▸ **Task description**:
Show each line of the material below that contains the word "solution", copying every such line in full.

══ Extracted entries

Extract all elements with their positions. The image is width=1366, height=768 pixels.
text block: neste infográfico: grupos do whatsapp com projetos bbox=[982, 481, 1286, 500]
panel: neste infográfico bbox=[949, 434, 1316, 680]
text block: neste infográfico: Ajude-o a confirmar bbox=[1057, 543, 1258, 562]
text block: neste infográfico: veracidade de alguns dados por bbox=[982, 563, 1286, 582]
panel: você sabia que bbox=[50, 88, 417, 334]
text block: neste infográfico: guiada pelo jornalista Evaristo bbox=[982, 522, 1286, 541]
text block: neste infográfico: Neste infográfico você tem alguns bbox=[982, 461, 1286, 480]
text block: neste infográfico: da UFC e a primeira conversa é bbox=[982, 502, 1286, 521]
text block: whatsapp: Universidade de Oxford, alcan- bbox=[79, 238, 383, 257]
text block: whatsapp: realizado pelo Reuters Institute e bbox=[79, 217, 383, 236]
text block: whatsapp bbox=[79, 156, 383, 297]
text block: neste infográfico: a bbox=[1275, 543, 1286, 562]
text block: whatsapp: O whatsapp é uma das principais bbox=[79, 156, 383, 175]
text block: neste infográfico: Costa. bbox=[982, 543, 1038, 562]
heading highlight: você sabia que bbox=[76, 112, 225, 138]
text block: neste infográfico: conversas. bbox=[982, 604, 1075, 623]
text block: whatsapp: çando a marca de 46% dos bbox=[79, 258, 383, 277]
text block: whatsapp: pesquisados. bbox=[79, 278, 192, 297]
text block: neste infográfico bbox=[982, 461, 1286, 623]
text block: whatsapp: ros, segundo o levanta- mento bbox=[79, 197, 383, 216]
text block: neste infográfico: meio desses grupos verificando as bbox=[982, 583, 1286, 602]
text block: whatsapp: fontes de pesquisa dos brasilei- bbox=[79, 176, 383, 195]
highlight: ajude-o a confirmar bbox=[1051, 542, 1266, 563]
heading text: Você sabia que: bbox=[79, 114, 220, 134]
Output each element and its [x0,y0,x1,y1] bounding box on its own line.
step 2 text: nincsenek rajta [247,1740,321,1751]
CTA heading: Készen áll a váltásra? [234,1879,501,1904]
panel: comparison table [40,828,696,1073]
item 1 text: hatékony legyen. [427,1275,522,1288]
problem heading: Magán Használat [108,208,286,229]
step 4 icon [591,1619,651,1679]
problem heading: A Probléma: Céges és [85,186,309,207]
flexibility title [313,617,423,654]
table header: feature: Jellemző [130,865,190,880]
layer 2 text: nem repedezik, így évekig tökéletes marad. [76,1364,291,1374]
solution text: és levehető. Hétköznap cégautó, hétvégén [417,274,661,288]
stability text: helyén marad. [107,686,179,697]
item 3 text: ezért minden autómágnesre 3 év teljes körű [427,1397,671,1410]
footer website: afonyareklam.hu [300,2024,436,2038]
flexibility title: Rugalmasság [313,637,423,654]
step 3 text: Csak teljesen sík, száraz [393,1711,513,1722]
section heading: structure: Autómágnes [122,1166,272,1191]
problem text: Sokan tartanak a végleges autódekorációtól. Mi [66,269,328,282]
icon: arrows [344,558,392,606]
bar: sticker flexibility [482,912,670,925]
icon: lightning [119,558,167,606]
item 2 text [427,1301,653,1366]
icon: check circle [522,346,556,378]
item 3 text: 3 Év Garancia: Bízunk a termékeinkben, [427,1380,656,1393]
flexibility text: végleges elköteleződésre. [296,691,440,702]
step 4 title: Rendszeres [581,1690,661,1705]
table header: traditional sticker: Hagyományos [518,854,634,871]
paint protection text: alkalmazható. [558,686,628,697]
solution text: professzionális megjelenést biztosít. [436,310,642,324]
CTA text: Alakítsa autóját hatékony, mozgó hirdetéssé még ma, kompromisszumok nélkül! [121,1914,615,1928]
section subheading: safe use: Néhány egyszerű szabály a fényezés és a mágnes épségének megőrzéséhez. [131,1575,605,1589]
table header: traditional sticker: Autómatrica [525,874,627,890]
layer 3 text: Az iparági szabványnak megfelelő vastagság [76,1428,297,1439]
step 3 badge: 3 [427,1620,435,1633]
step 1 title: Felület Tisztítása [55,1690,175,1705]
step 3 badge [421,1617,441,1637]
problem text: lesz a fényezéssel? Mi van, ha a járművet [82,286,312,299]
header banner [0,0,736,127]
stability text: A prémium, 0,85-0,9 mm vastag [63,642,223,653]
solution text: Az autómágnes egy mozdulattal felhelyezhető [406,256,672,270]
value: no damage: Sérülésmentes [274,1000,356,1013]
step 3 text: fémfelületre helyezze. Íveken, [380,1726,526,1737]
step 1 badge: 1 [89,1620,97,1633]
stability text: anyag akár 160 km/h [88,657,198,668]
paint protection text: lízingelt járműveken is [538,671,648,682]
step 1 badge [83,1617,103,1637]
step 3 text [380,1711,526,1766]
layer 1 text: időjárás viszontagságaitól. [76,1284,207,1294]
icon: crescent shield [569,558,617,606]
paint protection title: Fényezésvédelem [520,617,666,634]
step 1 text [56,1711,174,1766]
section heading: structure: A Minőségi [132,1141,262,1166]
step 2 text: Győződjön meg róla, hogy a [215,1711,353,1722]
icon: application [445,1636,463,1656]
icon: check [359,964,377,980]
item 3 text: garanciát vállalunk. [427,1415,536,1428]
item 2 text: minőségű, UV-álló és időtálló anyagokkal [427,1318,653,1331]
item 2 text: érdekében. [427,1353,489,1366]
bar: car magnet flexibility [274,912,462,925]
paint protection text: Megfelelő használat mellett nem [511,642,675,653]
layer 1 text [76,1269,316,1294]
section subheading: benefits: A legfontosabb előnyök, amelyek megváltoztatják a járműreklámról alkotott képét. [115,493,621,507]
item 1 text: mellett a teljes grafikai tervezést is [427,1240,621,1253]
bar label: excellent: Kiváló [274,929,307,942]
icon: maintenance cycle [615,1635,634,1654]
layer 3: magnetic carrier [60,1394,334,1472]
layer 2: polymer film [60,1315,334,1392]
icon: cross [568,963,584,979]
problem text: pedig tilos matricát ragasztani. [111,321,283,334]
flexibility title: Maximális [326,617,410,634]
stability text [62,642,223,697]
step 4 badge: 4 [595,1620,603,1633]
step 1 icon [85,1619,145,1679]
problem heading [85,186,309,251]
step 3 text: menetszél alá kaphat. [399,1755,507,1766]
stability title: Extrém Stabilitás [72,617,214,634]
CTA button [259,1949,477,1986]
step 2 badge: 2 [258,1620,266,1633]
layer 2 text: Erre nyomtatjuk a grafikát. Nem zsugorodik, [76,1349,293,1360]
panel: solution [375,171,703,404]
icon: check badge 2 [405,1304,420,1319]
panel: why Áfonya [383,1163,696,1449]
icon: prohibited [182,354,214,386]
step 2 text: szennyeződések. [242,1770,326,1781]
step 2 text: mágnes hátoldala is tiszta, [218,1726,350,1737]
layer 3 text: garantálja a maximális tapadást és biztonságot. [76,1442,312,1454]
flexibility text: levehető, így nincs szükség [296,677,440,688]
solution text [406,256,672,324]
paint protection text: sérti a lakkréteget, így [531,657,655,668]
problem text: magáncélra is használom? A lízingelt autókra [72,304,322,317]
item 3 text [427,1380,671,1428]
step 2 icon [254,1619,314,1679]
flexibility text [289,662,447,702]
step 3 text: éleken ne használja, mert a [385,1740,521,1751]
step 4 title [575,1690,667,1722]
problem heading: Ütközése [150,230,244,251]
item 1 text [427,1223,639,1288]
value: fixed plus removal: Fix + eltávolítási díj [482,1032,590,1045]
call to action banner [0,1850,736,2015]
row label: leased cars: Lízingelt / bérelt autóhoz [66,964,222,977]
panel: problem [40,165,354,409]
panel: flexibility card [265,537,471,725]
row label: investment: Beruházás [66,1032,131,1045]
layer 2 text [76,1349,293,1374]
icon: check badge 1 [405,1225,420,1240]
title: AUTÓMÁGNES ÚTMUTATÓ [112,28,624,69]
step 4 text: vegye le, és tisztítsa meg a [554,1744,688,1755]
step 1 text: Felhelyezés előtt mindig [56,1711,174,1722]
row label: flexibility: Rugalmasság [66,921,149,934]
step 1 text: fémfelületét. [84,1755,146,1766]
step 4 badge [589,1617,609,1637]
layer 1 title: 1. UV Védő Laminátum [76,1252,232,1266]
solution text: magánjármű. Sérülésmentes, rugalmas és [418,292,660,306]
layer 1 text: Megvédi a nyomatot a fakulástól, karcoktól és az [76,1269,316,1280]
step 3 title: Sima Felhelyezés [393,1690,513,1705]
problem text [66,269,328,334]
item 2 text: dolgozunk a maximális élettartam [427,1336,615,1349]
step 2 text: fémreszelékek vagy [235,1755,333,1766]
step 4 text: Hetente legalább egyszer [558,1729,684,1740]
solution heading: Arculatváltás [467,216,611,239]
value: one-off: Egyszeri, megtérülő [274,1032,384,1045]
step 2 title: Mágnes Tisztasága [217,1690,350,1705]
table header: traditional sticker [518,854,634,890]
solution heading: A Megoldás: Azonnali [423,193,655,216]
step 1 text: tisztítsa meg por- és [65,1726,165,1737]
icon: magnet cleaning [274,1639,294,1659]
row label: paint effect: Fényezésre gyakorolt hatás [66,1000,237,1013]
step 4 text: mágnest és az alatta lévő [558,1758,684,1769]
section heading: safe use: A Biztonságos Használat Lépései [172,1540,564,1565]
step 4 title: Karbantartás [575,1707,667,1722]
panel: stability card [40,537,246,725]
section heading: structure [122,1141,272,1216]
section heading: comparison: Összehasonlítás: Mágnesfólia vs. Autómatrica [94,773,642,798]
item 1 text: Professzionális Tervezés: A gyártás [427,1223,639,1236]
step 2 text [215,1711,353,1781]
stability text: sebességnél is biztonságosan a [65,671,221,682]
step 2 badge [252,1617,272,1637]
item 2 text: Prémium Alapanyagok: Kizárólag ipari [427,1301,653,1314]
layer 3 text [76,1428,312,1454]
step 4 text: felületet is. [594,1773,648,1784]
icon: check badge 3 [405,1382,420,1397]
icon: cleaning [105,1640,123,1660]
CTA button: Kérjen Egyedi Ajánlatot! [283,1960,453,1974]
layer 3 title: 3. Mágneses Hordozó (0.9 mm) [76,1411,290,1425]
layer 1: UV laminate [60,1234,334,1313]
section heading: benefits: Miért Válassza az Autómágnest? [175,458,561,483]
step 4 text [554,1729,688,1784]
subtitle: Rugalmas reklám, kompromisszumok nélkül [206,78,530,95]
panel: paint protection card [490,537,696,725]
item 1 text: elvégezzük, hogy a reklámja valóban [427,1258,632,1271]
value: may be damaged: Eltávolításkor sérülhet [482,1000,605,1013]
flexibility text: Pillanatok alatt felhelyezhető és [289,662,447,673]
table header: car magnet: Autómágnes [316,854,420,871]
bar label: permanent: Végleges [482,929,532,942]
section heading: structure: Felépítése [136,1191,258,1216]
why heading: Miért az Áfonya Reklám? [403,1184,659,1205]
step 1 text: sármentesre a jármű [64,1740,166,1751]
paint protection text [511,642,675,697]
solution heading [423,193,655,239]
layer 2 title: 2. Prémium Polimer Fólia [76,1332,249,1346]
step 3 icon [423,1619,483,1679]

════

▸ **Exercise response**:
solution text: és levehető. Hétköznap cégautó, hétvégén [417,274,661,288]
solution text: professzionális megjelenést biztosít. [436,310,642,324]
solution text: Az autómágnes egy mozdulattal felhelyezhető [406,256,672,270]
panel: solution [375,171,703,404]
solution text [406,256,672,324]
solution text: magánjármű. Sérülésmentes, rugalmas és [418,292,660,306]
solution heading: Arculatváltás [467,216,611,239]
solution heading: A Megoldás: Azonnali [423,193,655,216]
solution heading [423,193,655,239]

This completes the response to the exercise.